PROBLEM TO SOLVE - Keep every line where the word "title" appears; drop the rest.
** Begin ENTRIES SHOWN **
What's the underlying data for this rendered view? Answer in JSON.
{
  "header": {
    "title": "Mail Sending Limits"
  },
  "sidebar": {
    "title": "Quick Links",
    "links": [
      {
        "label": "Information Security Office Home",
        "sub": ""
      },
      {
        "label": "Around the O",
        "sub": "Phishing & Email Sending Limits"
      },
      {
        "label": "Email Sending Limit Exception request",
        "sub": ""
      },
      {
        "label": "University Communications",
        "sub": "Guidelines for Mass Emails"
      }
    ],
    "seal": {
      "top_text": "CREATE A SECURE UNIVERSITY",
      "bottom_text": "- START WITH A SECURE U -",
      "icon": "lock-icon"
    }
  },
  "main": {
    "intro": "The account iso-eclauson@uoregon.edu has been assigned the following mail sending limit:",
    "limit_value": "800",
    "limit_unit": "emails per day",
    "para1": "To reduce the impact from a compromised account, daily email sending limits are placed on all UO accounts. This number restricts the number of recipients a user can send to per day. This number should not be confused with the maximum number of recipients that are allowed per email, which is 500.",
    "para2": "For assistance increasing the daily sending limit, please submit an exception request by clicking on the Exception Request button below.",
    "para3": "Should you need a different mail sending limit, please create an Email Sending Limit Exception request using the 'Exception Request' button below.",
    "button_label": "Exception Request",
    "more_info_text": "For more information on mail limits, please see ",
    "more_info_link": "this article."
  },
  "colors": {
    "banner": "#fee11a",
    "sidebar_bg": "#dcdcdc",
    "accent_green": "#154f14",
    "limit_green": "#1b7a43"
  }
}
** End ENTRIES SHOWN **
ANSWER BELOW -
    "title": "Mail Sending Limits"
    "title": "Quick Links",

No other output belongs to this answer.